It doesn't take long to add once you figure out how to actually include it and call it. It's in a namespace (fastdelegate), which tripped me up for a while. Aside from that, it acts just like a function pointer except that it can point to member functions (even virtual ones).
For example, using FastDelegate in b2World for joint-destroyed events (patterned after the "Passing a FastDelegate as a function parameter" section of the article) would look something like this:
Code:
public:
typedef fastdelegate::FastDelegate<void (b2Joint *)> b2WorldListenerJointDestroyed;
void SetWorldListenerJointDestroyed(b2WorldListenerJointDestroyed listener) { m_jointdestroyed = listener; }
private:
b2WorldListenerJointDestroyed m_jointdestroyed;
To bind the delegate to a non-member function JointDestroyedCallback:
Code:
SetWorldListenerJointDestroyed(JointDestroyedCallback);
To bind the delegate to an instance of a b2WorldListener named worldListener:
Code:
SetWorldListenerJointDestroyed(MakeDelegate(worldListener, &b2WorldListener::NotifyJointDestroyed));
Alternatively, if the listener is public:
Code:
m_jointdestroyed.bind(JointDestroyedCallback);
and
Code:
m_jointdestroyed.bind(worldListener, &b2WorldListener::NotifyJointDestroyed);
Then, b2World can use the delegate to notify the listener when a joint gets destroyed:
Code:
if (m_jointdestroyed)
m_jointdestroyed(jn0->joint);
The FastDelegate header is incredibly convoluted because of the variety of ways compilers implement pointer-to-member, but this towering edifice of template code compiles down to an amazingly small number of machine instructions.

Provided data -
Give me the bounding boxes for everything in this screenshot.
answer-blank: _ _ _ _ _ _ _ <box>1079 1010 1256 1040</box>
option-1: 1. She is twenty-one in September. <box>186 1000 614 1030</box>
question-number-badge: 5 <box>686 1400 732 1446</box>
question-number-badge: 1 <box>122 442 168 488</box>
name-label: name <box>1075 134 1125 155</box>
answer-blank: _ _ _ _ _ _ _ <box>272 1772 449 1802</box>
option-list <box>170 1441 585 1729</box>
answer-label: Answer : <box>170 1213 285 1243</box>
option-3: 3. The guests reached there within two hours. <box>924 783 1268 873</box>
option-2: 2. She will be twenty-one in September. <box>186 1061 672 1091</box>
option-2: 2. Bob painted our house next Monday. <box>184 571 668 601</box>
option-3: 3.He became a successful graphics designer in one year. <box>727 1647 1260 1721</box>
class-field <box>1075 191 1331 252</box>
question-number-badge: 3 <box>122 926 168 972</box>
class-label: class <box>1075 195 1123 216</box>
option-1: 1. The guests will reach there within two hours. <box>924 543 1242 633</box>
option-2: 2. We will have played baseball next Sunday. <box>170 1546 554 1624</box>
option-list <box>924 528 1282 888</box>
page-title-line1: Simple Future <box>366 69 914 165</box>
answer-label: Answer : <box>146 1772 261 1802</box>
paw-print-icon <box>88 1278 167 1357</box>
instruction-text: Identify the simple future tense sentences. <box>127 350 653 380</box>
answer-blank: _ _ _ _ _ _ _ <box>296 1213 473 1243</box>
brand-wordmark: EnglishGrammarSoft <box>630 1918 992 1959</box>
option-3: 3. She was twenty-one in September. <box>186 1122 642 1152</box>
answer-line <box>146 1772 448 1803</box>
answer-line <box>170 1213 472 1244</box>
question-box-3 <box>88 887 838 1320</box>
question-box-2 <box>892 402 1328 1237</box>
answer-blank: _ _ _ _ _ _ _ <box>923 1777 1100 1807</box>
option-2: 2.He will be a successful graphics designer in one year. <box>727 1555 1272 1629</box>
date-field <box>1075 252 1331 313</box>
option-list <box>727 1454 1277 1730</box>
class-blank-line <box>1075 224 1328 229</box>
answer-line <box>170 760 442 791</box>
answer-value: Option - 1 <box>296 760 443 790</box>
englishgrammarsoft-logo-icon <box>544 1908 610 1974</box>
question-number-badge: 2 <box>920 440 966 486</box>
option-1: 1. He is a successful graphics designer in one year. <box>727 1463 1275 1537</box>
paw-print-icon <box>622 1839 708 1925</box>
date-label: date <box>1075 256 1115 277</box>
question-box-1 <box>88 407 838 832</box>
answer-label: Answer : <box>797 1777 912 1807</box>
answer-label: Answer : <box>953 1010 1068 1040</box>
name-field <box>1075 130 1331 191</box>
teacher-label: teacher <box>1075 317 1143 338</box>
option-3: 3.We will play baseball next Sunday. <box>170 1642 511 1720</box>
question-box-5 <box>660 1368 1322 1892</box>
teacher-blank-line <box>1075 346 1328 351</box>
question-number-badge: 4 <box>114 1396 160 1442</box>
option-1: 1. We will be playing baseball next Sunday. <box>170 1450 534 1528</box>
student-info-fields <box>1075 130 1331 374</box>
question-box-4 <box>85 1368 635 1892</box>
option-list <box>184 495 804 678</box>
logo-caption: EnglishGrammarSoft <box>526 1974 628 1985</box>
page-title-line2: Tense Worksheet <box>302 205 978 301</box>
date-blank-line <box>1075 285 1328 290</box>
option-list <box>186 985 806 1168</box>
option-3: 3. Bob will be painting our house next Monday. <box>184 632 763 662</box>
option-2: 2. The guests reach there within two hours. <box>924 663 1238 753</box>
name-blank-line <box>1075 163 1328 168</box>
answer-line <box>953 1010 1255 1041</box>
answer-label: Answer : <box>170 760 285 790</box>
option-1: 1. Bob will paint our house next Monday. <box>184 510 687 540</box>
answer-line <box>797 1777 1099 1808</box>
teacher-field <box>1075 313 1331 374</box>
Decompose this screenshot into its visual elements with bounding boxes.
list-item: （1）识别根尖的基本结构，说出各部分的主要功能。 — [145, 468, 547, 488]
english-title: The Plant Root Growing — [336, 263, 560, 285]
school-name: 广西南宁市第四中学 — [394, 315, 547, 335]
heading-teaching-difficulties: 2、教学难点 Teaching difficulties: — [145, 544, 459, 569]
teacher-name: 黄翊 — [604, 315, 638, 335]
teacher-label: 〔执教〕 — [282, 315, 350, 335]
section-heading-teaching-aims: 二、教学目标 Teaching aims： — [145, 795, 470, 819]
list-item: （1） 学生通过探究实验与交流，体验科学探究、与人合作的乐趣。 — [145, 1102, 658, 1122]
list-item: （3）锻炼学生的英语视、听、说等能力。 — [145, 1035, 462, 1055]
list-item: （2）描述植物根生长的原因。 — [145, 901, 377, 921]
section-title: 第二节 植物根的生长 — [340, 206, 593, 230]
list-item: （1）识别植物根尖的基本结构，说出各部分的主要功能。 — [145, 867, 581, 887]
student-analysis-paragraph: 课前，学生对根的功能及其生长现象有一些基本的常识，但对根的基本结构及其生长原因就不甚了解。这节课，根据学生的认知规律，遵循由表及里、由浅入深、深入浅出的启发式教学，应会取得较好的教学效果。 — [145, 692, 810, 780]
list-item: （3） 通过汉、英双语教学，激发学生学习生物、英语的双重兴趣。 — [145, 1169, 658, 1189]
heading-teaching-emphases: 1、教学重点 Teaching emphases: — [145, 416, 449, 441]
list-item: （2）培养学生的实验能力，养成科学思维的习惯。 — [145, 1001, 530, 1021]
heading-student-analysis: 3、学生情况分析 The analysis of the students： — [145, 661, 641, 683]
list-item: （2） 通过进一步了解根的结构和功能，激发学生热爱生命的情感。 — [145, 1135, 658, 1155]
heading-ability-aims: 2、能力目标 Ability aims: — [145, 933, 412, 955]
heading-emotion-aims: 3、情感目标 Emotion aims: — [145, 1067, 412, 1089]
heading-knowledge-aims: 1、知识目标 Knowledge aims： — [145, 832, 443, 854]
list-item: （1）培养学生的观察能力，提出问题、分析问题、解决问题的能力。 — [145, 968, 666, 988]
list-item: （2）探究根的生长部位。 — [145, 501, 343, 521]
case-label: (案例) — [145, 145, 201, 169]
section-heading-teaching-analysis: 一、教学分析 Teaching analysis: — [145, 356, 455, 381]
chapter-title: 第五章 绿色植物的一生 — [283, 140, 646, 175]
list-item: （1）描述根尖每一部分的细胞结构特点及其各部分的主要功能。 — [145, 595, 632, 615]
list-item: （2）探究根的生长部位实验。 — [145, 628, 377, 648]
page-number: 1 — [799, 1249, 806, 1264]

The task - Retype the FastDelegate post word for word, starting at the words "It doesn't take" and ending after "(even virtual ones).".

Response -
It doesn't take long to add once you figure out how to actually include it and call it. It's in a namespace (fastdelegate), which tripped me up for a while. Aside from that, it acts just like a function pointer except that it can point to member functions (even virtual ones).